:: Task ::
Identify every line containing the word "passagers" and reproduce each one.

:: Data in this exercise ::

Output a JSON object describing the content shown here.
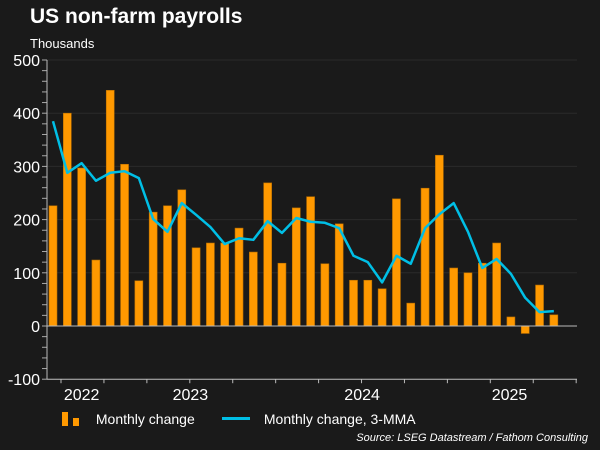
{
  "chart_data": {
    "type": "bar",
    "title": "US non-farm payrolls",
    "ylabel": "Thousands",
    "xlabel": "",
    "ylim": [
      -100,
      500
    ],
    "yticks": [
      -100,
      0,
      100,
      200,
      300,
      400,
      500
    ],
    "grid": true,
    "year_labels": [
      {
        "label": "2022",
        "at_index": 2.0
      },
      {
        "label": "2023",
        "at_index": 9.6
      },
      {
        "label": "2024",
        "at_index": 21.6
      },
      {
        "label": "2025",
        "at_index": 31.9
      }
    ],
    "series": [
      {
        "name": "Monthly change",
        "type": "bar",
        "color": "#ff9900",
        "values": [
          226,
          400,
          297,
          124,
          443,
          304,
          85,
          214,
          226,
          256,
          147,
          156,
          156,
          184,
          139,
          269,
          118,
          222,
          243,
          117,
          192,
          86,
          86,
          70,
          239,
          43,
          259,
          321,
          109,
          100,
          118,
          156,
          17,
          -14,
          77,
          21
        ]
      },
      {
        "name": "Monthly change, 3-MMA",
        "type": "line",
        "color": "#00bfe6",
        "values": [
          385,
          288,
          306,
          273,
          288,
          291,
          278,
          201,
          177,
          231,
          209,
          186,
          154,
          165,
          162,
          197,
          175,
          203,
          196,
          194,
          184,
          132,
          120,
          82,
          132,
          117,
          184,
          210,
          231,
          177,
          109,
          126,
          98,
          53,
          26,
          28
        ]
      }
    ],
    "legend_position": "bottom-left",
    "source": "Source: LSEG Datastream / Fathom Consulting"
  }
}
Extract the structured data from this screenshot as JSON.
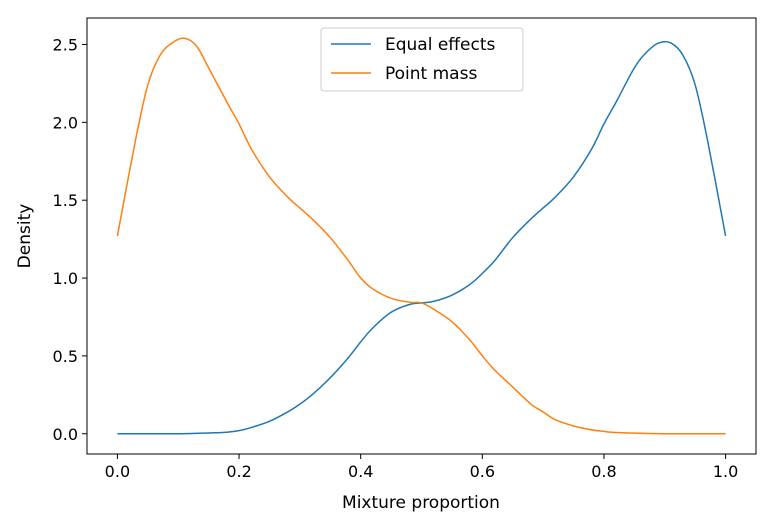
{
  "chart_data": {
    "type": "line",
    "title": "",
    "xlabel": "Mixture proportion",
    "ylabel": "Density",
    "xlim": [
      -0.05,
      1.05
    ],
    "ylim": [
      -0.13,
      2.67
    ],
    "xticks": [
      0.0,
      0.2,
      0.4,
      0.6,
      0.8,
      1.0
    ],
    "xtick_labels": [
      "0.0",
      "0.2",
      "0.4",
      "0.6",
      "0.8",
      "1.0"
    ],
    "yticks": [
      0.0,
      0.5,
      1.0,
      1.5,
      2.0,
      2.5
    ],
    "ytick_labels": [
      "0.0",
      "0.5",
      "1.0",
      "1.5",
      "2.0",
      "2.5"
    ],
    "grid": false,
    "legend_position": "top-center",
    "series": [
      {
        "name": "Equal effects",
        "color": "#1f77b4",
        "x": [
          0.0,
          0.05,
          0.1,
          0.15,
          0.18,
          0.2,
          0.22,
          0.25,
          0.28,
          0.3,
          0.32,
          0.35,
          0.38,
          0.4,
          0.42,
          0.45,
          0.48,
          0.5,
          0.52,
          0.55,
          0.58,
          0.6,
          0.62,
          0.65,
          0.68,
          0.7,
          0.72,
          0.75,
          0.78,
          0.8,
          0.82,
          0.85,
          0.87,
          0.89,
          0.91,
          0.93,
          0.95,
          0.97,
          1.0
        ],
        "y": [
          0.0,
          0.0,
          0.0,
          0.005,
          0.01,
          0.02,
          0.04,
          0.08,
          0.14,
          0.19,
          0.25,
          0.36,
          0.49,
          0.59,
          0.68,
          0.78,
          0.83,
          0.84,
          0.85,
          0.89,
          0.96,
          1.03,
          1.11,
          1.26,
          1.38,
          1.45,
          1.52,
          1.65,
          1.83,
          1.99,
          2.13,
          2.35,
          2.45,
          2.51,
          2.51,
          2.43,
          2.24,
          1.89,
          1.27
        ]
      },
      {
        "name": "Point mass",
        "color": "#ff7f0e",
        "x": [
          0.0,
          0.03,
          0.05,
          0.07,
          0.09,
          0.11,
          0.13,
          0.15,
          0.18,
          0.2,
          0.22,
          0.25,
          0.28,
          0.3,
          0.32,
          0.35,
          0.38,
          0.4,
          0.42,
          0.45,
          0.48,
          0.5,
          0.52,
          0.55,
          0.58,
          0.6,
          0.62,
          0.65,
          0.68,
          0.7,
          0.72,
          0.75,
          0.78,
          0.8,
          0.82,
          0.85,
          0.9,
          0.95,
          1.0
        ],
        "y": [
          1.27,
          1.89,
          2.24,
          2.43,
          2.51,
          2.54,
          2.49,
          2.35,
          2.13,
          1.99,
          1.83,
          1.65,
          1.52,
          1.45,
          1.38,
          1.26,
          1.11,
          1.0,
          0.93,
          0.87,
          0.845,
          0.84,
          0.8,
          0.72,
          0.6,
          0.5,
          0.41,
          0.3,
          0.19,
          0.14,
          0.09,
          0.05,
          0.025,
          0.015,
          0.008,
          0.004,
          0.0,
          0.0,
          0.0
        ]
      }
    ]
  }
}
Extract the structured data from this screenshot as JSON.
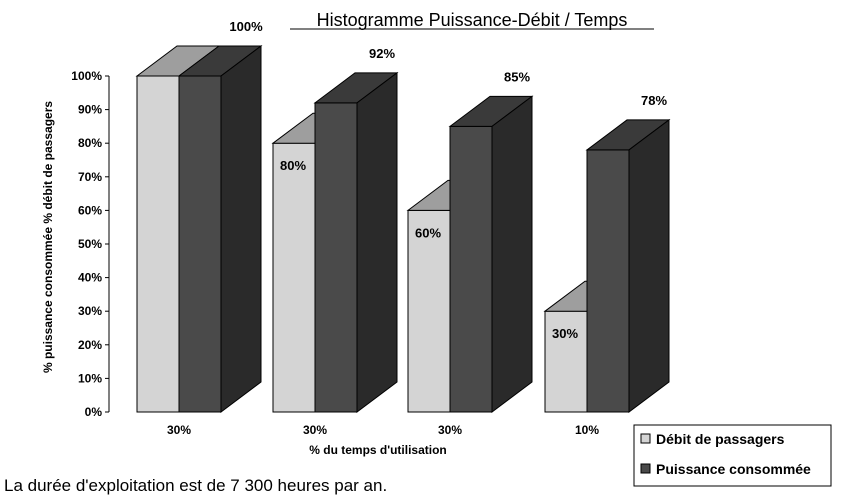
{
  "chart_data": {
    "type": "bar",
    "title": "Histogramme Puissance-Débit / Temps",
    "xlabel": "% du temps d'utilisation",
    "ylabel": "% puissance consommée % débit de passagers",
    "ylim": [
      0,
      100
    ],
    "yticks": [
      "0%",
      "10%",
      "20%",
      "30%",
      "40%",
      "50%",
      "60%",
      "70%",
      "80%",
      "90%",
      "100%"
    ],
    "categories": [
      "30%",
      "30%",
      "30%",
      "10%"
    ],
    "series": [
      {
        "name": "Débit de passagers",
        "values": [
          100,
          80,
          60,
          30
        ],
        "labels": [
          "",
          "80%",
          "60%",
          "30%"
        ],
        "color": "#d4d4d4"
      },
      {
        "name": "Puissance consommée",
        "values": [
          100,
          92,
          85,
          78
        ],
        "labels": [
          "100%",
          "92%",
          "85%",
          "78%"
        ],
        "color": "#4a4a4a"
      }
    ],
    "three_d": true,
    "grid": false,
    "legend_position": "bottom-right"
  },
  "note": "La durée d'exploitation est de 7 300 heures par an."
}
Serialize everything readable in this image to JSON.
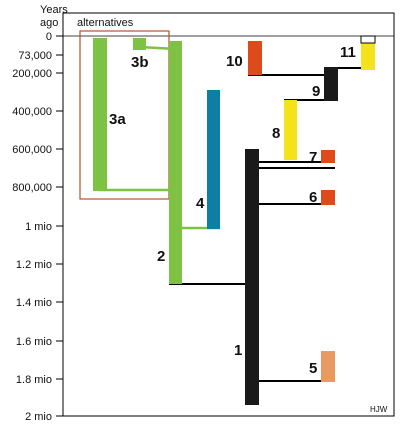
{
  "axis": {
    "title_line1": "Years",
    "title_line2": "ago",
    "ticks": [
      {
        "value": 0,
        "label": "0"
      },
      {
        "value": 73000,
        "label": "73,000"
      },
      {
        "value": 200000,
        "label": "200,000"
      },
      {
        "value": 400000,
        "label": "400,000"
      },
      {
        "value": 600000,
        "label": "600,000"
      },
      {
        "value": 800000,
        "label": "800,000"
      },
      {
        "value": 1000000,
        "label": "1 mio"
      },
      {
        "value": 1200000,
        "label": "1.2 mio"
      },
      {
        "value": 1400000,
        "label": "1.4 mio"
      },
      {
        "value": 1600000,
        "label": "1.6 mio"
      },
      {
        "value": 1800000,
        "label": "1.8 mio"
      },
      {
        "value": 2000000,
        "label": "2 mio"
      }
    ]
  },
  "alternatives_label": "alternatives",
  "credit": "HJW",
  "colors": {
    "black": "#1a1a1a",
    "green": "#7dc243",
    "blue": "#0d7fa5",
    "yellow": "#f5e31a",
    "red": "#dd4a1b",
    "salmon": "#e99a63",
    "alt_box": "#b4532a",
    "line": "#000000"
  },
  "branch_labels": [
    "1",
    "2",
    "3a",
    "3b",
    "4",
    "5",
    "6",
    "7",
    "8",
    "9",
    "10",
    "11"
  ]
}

:: The answer ::
    "ylabel": "% puissance consommée % débit de passagers",
        "name": "Débit de passagers",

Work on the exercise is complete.